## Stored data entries

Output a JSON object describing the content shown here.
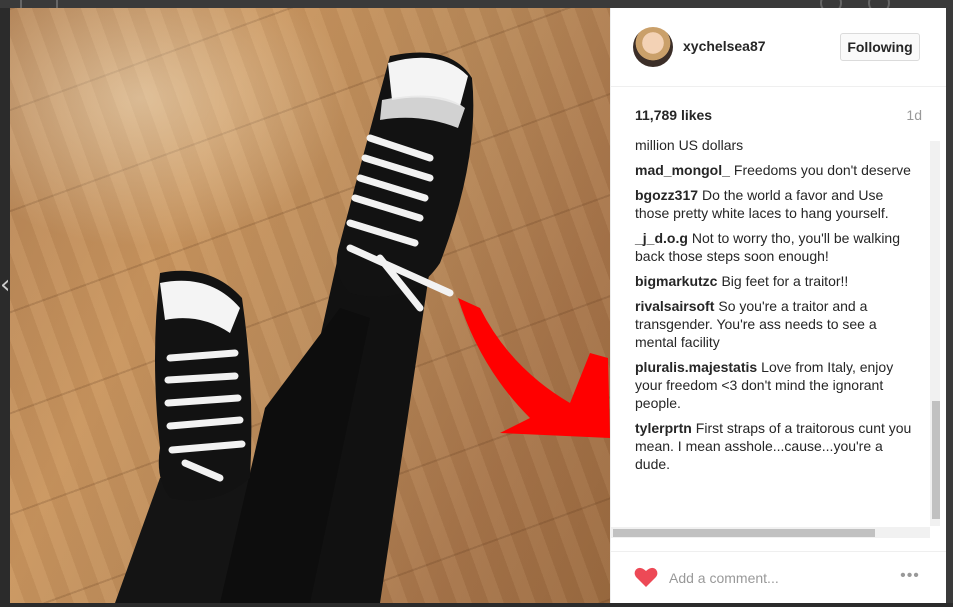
{
  "post": {
    "username": "xychelsea87",
    "follow_label": "Following",
    "likes": "11,789 likes",
    "time": "1d",
    "caption_tail": "million US dollars"
  },
  "comments": [
    {
      "user": "mad_mongol_",
      "text": "Freedoms you don't deserve"
    },
    {
      "user": "bgozz317",
      "text": "Do the world a favor and Use those pretty white laces to hang yourself."
    },
    {
      "user": "_j_d.o.g",
      "text": "Not to worry tho, you'll be walking back those steps soon enough!"
    },
    {
      "user": "bigmarkutzc",
      "text": "Big feet for a traitor!!"
    },
    {
      "user": "rivalsairsoft",
      "text": "So you're a traitor and a transgender. You're ass needs to see a mental facility"
    },
    {
      "user": "pluralis.majestatis",
      "text": "Love from Italy, enjoy your freedom <3 don't mind the ignorant people."
    },
    {
      "user": "tylerprtn",
      "text": "First straps of a traitorous cunt you mean. I mean asshole...cause...you're a dude."
    }
  ],
  "footer": {
    "placeholder": "Add a comment...",
    "more": "•••"
  },
  "icons": {
    "heart": "heart-icon",
    "more": "more-options-icon",
    "nav": "chevron-left-icon"
  },
  "colors": {
    "heart": "#ed4956",
    "arrow": "#ff0000"
  },
  "background": {
    "nav_prev": "‹"
  }
}
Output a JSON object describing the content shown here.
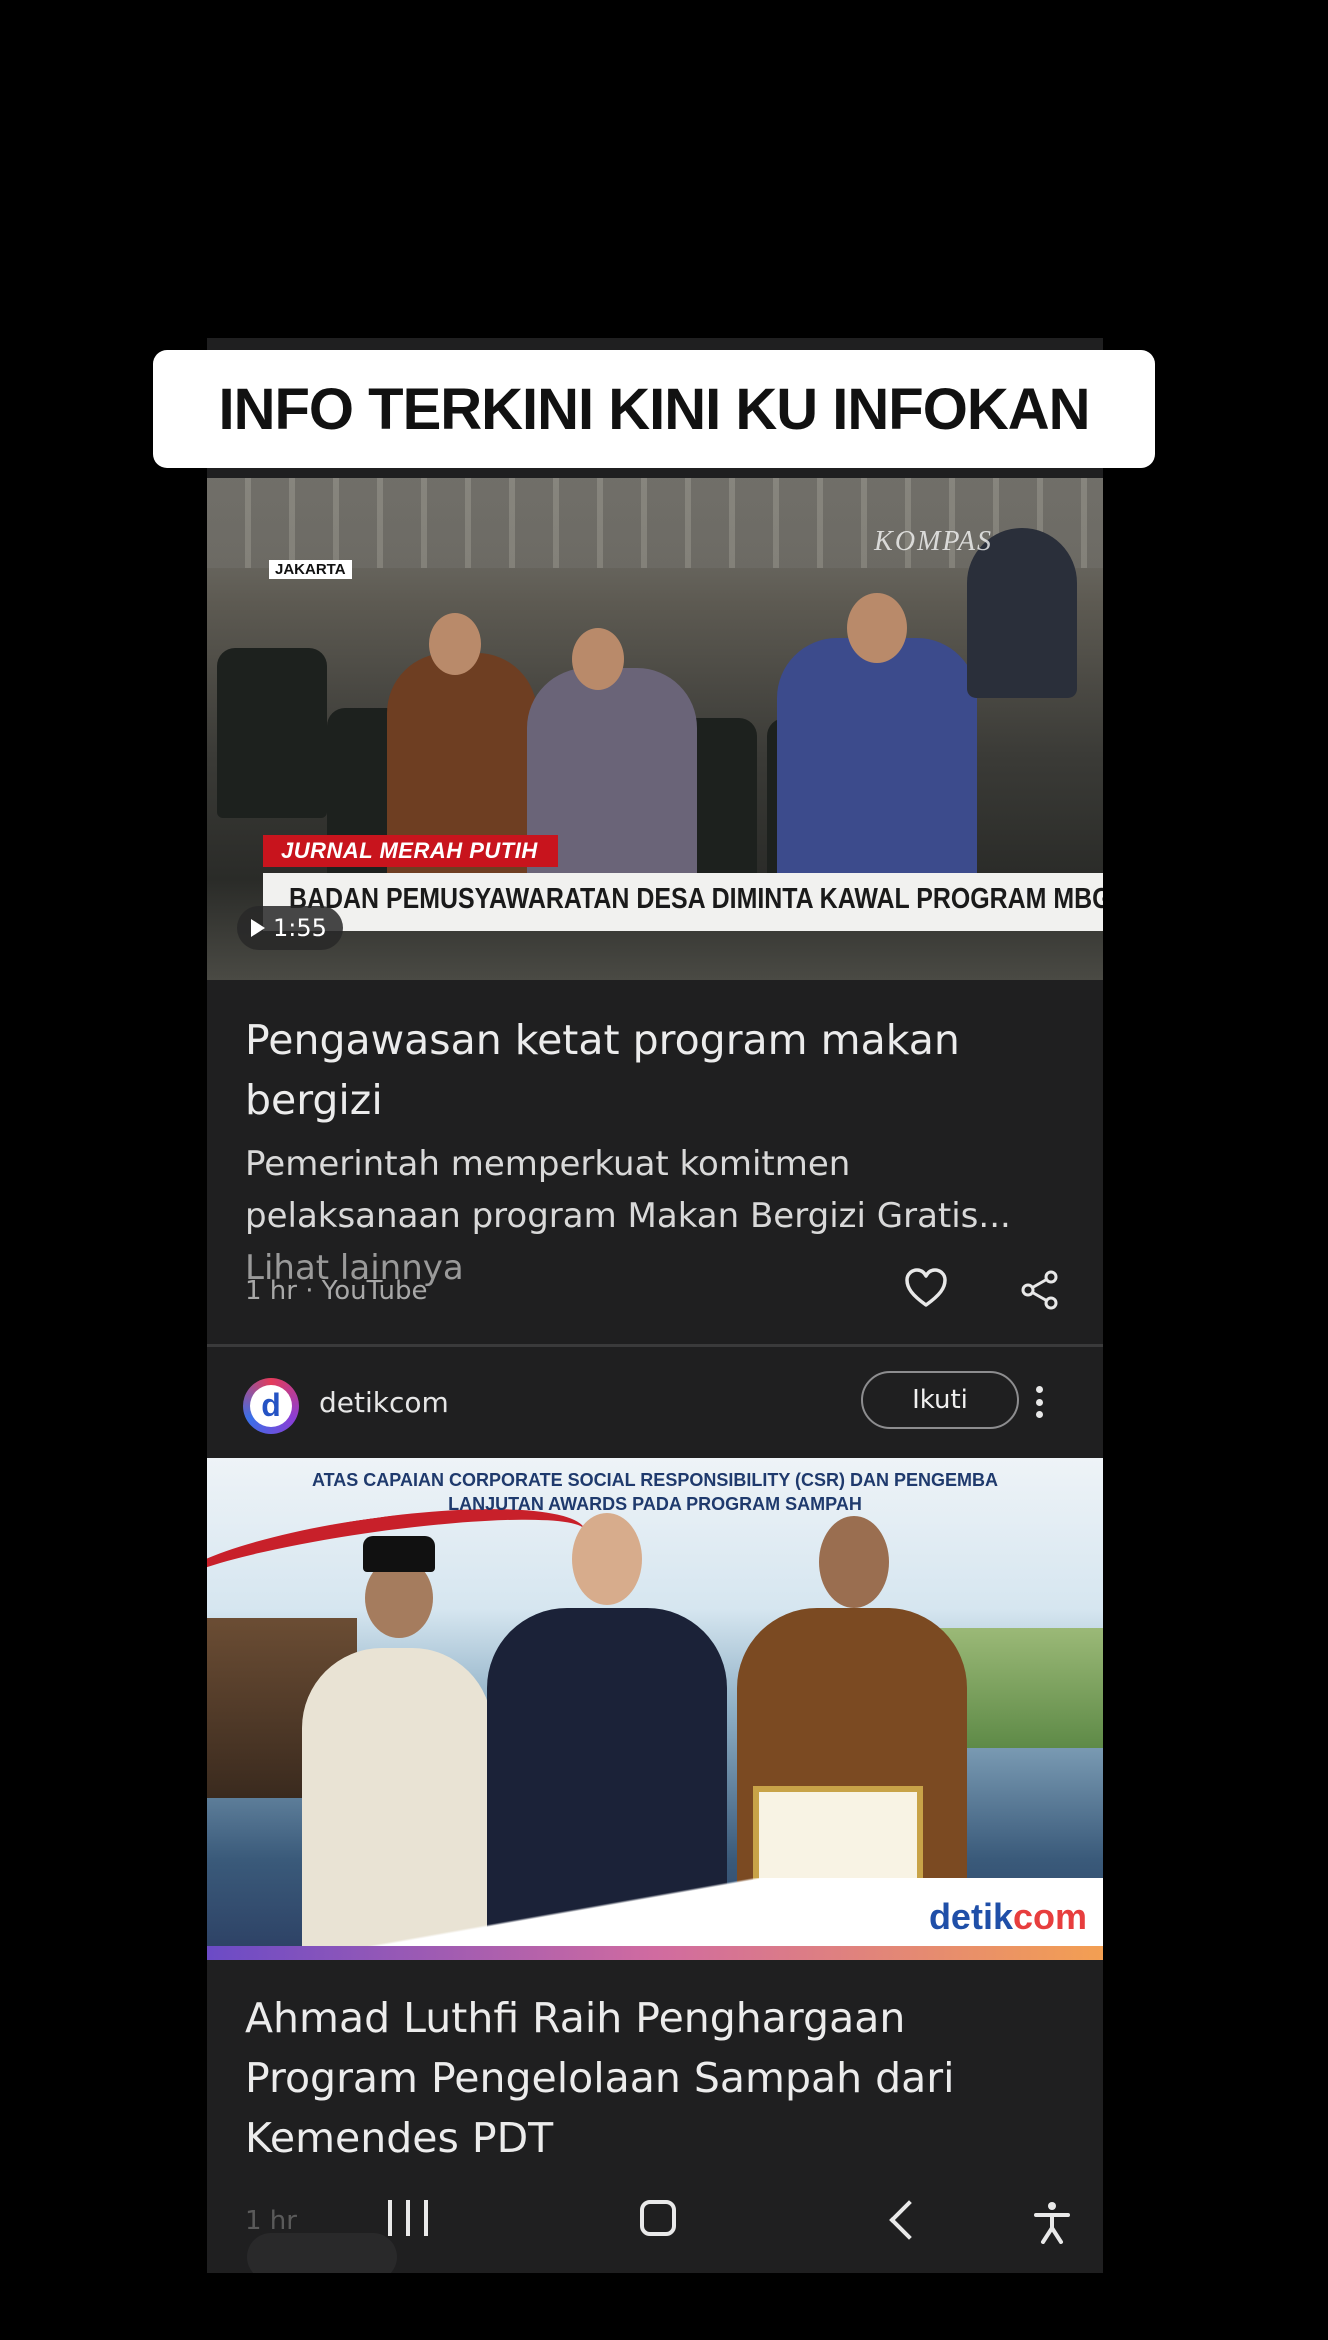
{
  "banner": {
    "text": "INFO TERKINI KINI KU INFOKAN"
  },
  "card1": {
    "location_tag": "JAKARTA",
    "watermark": "KOMPAS",
    "program_tag": "JURNAL MERAH PUTIH",
    "video_headline": "BADAN PEMUSYAWARATAN DESA DIMINTA KAWAL PROGRAM MBG",
    "duration": "1:55",
    "title": "Pengawasan ketat program makan bergizi",
    "snippet": "Pemerintah memperkuat komitmen pelaksanaan program Makan Bergizi Gratis...",
    "more_label": "Lihat lainnya",
    "meta": "1 hr · YouTube",
    "icons": {
      "like": "heart-icon",
      "share": "share-icon"
    }
  },
  "card2": {
    "source": {
      "logo_letter": "d",
      "name": "detikcom"
    },
    "follow_label": "Ikuti",
    "image_text_line1": "ATAS CAPAIAN CORPORATE SOCIAL RESPONSIBILITY (CSR) DAN PENGEMBA",
    "image_text_line2": "LANJUTAN AWARDS PADA PROGRAM SAMPAH",
    "brand_mark_a": "detik",
    "brand_mark_b": "com",
    "title": "Ahmad Luthfi Raih Penghargaan Program Pengelolaan Sampah dari Kemendes PDT",
    "meta": "1 hr"
  },
  "system_nav": {
    "icons": [
      "recents-icon",
      "home-icon",
      "back-icon",
      "accessibility-icon"
    ]
  },
  "colors": {
    "background": "#000000",
    "card": "#1f1f20",
    "accent_red": "#c8141d",
    "detik_blue": "#1f4fa8"
  }
}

## Objective
Repeat the records above verbatim, with no pictures in the result.

## Result of this task
Output a JSON object describing the content shown here.
{
  "post": {
    "username": "xychelsea87",
    "follow_label": "Following",
    "likes": "11,789 likes",
    "time": "1d",
    "caption_tail": "million US dollars"
  },
  "comments": [
    {
      "user": "mad_mongol_",
      "text": "Freedoms you don't deserve"
    },
    {
      "user": "bgozz317",
      "text": "Do the world a favor and Use those pretty white laces to hang yourself."
    },
    {
      "user": "_j_d.o.g",
      "text": "Not to worry tho, you'll be walking back those steps soon enough!"
    },
    {
      "user": "bigmarkutzc",
      "text": "Big feet for a traitor!!"
    },
    {
      "user": "rivalsairsoft",
      "text": "So you're a traitor and a transgender. You're ass needs to see a mental facility"
    },
    {
      "user": "pluralis.majestatis",
      "text": "Love from Italy, enjoy your freedom <3 don't mind the ignorant people."
    },
    {
      "user": "tylerprtn",
      "text": "First straps of a traitorous cunt you mean. I mean asshole...cause...you're a dude."
    }
  ],
  "footer": {
    "placeholder": "Add a comment...",
    "more": "•••"
  },
  "icons": {
    "heart": "heart-icon",
    "more": "more-options-icon",
    "nav": "chevron-left-icon"
  },
  "colors": {
    "heart": "#ed4956",
    "arrow": "#ff0000"
  },
  "background": {
    "nav_prev": "‹"
  }
}
Output a JSON object describing the content shown here.
{
  "banner": {
    "text": "INFO TERKINI KINI KU INFOKAN"
  },
  "card1": {
    "location_tag": "JAKARTA",
    "watermark": "KOMPAS",
    "program_tag": "JURNAL MERAH PUTIH",
    "video_headline": "BADAN PEMUSYAWARATAN DESA DIMINTA KAWAL PROGRAM MBG",
    "duration": "1:55",
    "title": "Pengawasan ketat program makan bergizi",
    "snippet": "Pemerintah memperkuat komitmen pelaksanaan program Makan Bergizi Gratis...",
    "more_label": "Lihat lainnya",
    "meta": "1 hr · YouTube",
    "icons": {
      "like": "heart-icon",
      "share": "share-icon"
    }
  },
  "card2": {
    "source": {
      "logo_letter": "d",
      "name": "detikcom"
    },
    "follow_label": "Ikuti",
    "image_text_line1": "ATAS CAPAIAN CORPORATE SOCIAL RESPONSIBILITY (CSR) DAN PENGEMBA",
    "image_text_line2": "LANJUTAN AWARDS PADA PROGRAM SAMPAH",
    "brand_mark_a": "detik",
    "brand_mark_b": "com",
    "title": "Ahmad Luthfi Raih Penghargaan Program Pengelolaan Sampah dari Kemendes PDT",
    "meta": "1 hr"
  },
  "system_nav": {
    "icons": [
      "recents-icon",
      "home-icon",
      "back-icon",
      "accessibility-icon"
    ]
  },
  "colors": {
    "background": "#000000",
    "card": "#1f1f20",
    "accent_red": "#c8141d",
    "detik_blue": "#1f4fa8"
  }
}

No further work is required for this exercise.